GOAL →
In the following material, identify every line holding the string "test" and return it.

### RAW DATA ###

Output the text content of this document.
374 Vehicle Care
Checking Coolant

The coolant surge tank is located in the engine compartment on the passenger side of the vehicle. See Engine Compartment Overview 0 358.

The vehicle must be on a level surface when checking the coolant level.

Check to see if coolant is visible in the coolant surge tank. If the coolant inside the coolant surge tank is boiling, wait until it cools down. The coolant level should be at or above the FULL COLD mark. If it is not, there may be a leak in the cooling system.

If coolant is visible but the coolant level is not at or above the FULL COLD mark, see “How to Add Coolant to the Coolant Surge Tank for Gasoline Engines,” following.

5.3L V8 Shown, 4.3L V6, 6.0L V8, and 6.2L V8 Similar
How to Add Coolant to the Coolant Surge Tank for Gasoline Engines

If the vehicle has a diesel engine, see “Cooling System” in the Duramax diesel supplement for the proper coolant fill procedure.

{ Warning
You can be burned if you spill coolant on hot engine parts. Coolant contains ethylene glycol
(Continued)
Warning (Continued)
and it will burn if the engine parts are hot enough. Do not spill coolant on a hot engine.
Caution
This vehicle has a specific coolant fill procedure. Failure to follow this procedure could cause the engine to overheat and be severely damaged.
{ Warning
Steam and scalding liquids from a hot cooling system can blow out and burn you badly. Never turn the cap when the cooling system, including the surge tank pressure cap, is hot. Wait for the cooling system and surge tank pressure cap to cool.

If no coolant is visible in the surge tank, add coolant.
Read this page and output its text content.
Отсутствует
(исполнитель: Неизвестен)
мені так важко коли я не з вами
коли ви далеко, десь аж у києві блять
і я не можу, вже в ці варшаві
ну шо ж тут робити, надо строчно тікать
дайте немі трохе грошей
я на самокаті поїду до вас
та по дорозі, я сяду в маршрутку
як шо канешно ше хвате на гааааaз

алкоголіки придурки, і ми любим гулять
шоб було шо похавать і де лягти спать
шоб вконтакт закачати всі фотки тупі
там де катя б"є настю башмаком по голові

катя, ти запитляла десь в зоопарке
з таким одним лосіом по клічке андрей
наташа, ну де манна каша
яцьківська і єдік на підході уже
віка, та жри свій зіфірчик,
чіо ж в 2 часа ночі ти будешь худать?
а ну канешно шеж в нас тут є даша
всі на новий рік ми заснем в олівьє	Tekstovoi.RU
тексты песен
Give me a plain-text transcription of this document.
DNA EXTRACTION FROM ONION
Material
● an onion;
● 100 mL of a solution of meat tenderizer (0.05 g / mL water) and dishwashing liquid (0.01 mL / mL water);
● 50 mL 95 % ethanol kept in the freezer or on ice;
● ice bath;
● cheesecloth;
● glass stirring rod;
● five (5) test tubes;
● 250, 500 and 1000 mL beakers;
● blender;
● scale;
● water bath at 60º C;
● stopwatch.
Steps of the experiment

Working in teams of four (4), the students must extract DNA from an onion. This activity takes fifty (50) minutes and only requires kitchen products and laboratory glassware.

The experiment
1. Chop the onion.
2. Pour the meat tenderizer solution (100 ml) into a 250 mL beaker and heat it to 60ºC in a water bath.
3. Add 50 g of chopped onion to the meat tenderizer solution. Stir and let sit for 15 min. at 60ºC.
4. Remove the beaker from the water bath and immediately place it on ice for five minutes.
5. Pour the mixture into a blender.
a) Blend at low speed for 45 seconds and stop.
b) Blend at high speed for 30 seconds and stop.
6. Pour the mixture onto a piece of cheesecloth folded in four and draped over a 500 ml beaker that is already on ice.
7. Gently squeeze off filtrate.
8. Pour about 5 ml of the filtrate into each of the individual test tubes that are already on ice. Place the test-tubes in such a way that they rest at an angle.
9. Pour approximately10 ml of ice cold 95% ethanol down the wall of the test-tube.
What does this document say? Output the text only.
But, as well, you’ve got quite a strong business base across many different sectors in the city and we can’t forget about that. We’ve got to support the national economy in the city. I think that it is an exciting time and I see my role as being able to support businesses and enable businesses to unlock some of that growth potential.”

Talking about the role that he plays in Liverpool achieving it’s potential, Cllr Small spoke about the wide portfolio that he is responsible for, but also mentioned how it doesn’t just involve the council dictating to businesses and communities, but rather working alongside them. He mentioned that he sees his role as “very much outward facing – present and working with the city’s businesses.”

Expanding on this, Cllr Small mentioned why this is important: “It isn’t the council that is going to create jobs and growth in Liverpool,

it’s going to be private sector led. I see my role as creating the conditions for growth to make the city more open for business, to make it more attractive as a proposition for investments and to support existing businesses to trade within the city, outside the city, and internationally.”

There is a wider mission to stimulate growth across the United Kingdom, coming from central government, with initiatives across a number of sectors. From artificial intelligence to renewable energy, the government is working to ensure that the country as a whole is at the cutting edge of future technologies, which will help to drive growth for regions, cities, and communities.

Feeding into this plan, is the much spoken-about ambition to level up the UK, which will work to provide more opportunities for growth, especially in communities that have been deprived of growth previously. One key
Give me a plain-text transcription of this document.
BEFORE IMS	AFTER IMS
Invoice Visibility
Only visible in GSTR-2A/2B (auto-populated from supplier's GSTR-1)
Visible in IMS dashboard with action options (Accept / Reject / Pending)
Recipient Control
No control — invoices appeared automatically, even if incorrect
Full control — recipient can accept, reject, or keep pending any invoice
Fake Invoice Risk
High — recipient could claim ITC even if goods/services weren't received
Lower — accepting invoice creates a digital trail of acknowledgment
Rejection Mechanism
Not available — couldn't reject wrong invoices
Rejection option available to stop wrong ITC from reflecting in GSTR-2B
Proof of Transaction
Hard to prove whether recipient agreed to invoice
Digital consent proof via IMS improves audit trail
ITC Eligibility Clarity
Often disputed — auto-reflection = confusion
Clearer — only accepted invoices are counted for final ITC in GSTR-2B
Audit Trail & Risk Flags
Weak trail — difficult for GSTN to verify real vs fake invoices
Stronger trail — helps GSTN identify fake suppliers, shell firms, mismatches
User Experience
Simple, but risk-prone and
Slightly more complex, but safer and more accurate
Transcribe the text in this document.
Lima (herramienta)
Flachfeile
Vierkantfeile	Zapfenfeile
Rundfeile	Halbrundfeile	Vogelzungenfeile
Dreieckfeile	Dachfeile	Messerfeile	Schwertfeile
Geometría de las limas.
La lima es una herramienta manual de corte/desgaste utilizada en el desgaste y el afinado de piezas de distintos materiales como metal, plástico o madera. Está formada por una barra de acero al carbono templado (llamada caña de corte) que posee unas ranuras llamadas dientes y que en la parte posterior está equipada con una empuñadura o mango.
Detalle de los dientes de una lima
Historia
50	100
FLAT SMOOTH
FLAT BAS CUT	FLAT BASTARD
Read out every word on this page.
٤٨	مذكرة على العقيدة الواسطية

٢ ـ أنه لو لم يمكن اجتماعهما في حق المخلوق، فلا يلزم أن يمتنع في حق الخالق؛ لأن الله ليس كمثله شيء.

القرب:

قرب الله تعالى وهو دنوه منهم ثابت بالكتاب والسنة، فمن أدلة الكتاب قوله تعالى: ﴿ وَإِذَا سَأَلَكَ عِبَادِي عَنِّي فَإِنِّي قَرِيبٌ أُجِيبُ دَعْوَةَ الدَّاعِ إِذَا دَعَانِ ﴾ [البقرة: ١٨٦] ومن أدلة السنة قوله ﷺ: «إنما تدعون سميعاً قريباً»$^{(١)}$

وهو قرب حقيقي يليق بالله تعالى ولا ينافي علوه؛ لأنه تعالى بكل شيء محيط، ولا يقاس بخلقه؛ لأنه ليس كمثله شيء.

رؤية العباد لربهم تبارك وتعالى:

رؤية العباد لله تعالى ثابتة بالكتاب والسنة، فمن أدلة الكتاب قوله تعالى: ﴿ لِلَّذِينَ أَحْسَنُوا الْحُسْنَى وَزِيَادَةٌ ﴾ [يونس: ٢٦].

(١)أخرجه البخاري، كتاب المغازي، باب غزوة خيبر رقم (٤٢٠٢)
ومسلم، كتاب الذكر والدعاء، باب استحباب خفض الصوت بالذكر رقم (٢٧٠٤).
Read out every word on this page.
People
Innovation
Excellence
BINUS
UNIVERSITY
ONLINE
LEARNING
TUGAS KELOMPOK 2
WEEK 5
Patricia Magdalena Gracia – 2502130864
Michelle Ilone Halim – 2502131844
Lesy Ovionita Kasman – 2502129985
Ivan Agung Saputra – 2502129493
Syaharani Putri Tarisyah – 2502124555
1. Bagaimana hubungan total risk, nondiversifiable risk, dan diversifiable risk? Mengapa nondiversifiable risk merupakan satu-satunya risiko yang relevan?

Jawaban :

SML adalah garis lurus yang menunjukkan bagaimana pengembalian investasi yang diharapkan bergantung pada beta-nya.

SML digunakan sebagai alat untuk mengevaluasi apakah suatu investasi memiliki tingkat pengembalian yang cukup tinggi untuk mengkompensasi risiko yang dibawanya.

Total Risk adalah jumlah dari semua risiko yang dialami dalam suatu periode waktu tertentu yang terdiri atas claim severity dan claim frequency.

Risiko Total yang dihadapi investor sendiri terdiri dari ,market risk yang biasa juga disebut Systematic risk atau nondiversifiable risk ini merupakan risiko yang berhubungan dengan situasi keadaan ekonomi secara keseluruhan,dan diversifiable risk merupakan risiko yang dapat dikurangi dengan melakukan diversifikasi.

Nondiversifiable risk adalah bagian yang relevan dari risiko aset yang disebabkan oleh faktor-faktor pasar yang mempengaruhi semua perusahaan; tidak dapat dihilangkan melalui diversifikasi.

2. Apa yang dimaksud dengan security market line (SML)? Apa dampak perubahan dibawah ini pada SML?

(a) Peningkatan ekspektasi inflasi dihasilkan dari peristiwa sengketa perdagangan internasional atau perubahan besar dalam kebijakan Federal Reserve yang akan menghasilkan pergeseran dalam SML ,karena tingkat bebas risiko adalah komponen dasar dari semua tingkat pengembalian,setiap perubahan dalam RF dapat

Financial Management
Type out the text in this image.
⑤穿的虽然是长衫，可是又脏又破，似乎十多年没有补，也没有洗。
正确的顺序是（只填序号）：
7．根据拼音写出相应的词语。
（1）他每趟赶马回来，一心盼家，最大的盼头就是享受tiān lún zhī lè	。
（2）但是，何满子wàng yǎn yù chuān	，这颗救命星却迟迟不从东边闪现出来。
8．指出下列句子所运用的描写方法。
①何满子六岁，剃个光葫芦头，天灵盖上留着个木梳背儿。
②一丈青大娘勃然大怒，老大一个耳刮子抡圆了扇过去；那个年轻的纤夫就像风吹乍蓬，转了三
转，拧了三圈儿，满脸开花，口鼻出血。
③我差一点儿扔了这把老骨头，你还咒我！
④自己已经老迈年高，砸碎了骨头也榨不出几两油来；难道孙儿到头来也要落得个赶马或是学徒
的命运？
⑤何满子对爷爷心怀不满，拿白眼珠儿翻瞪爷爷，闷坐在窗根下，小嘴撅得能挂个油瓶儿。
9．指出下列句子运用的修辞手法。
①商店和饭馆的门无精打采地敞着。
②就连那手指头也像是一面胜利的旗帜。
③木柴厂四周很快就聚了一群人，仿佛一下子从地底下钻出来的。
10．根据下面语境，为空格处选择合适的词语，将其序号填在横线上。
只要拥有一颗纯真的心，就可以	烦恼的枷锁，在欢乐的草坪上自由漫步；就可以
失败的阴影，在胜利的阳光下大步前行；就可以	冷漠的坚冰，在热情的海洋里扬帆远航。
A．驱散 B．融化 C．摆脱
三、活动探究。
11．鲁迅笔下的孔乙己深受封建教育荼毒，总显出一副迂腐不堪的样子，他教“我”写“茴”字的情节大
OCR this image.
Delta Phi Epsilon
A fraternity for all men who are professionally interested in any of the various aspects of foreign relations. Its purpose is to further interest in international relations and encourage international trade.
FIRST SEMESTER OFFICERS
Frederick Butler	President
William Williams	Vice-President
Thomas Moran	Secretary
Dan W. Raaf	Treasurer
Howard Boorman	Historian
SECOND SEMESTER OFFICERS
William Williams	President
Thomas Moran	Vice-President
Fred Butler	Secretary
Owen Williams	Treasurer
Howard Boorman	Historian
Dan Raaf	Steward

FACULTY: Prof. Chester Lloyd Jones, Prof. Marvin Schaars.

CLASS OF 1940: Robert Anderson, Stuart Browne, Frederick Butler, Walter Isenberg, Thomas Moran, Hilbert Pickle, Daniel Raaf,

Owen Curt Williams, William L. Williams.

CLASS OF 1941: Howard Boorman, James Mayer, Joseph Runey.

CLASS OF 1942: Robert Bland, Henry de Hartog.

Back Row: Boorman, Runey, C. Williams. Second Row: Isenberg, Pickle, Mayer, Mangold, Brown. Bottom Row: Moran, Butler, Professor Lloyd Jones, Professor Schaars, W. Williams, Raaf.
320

###

EXERCISE SOLUTION →
● five (5) test tubes;
8. Pour about 5 ml of the filtrate into each of the individual test tubes that are already on ice. Place the test-tubes in such a way that they rest at an angle.
9. Pour approximately10 ml of ice cold 95% ethanol down the wall of the test-tube.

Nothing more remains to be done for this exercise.